- TASK DESCRIPTION: Strip the pictures and reproduce the rest of the listing exactly.

[Rows from a dataset]
•••••

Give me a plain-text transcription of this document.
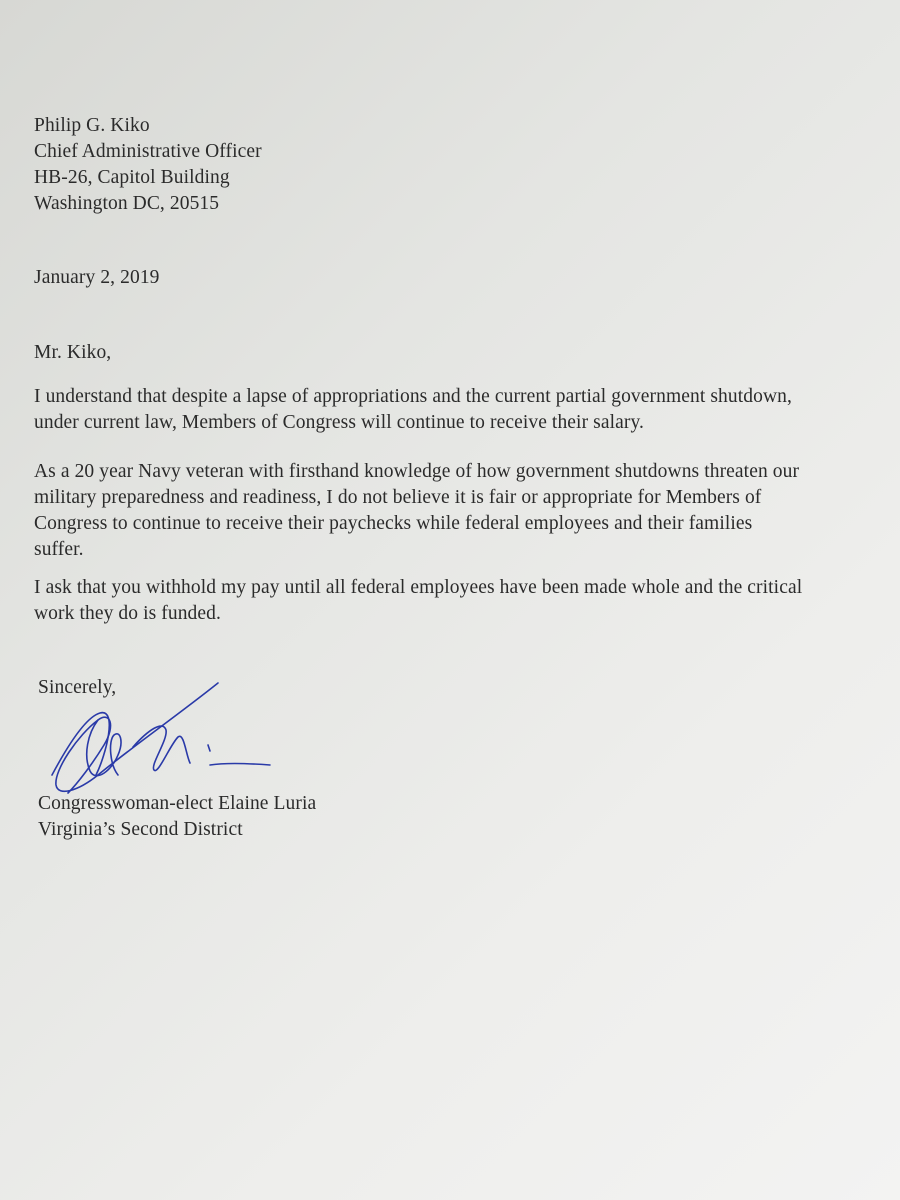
Philip G. Kiko
Chief Administrative Officer
HB-26, Capitol Building
Washington DC, 20515
January 2, 2019
Mr. Kiko,
I understand that despite a lapse of appropriations and the current partial government shutdown,
under current law, Members of Congress will continue to receive their salary.
As a 20 year Navy veteran with firsthand knowledge of how government shutdowns threaten our
military preparedness and readiness, I do not believe it is fair or appropriate for Members of
Congress to continue to receive their paychecks while federal employees and their families
suffer.
I ask that you withhold my pay until all federal employees have been made whole and the critical
work they do is funded.
Sincerely,
Congresswoman-elect Elaine Luria
Virginia’s Second District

•••••

- SOLUTION TO THE EXERCISE:
Give me a plain-text transcription of this document.
Philip G. Kiko
Chief Administrative Officer
HB-26, Capitol Building
Washington DC, 20515
January 2, 2019
Mr. Kiko,
I understand that despite a lapse of appropriations and the current partial government shutdown,
under current law, Members of Congress will continue to receive their salary.
As a 20 year Navy veteran with firsthand knowledge of how government shutdowns threaten our
military preparedness and readiness, I do not believe it is fair or appropriate for Members of
Congress to continue to receive their paychecks while federal employees and their families
suffer.
I ask that you withhold my pay until all federal employees have been made whole and the critical
work they do is funded.
Sincerely,
Congresswoman-elect Elaine Luria
Virginia’s Second District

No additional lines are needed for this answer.